■ Problem description ■
Write only the number of lines holding the string "kände".

■ Records for this task ■
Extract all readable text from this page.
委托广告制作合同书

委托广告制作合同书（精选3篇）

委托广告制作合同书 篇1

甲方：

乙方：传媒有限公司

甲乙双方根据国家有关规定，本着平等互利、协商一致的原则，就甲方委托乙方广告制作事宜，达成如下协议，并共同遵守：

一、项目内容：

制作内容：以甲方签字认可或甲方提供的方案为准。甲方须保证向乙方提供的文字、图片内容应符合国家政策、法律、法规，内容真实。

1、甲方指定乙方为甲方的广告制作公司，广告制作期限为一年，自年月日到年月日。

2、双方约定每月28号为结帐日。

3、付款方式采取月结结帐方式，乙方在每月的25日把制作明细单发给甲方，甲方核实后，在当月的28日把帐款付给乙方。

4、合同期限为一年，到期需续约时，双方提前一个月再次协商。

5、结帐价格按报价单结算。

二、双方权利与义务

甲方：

==

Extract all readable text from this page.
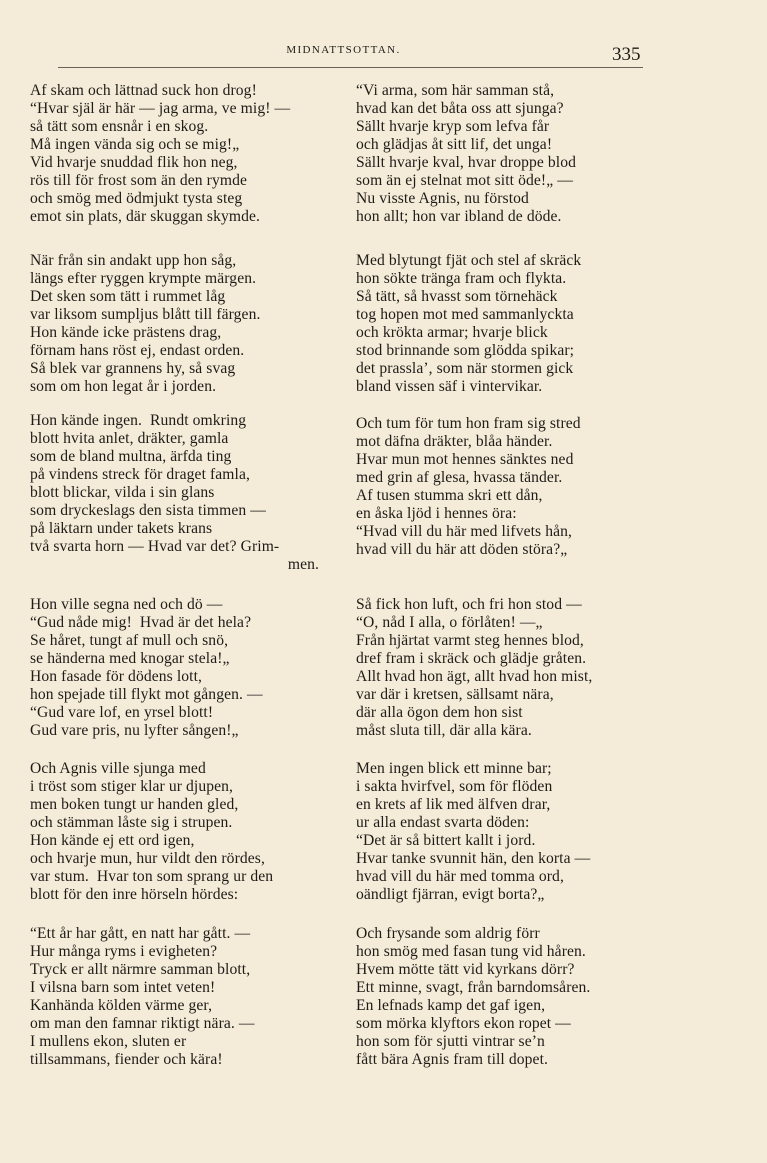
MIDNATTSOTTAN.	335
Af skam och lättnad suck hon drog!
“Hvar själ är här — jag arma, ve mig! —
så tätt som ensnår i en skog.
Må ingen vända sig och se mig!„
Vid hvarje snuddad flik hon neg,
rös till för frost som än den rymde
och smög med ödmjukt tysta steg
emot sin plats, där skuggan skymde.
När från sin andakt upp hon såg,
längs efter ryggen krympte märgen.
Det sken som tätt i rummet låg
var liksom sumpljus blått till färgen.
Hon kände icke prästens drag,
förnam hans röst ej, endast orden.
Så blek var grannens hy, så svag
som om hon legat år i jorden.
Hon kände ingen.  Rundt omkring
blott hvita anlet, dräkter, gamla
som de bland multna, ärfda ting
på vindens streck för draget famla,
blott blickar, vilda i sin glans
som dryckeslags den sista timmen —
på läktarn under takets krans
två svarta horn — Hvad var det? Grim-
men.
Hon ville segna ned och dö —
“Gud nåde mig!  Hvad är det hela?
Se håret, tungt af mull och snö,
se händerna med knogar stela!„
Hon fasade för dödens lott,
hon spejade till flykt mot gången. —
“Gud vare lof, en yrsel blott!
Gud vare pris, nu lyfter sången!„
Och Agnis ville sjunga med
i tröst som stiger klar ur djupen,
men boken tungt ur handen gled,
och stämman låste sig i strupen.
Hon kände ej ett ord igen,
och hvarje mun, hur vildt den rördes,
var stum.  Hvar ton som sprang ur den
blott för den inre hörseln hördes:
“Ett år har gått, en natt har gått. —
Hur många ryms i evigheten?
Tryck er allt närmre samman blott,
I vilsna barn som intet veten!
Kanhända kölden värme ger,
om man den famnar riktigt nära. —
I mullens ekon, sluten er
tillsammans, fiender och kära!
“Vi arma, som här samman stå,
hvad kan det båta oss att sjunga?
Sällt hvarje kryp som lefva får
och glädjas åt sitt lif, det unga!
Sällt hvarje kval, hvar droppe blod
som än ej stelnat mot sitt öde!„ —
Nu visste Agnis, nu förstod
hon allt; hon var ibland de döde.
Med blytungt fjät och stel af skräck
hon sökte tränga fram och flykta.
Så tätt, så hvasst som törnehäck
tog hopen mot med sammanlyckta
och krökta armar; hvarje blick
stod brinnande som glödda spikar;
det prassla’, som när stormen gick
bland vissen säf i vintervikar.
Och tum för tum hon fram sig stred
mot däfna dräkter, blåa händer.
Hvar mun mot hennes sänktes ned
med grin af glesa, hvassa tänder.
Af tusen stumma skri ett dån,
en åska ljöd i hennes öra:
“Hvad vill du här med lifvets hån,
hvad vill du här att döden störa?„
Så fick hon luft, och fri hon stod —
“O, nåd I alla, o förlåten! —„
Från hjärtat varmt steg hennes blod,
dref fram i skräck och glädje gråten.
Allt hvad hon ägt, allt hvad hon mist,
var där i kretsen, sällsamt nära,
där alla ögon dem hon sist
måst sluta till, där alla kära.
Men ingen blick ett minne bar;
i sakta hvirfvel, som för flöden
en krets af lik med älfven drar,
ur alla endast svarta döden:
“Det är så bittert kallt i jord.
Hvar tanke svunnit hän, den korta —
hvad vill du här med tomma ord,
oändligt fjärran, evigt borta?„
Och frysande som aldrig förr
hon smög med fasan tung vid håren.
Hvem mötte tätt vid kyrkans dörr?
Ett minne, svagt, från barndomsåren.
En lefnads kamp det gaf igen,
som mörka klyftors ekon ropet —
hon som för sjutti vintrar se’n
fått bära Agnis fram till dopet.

■ Written answer ■
3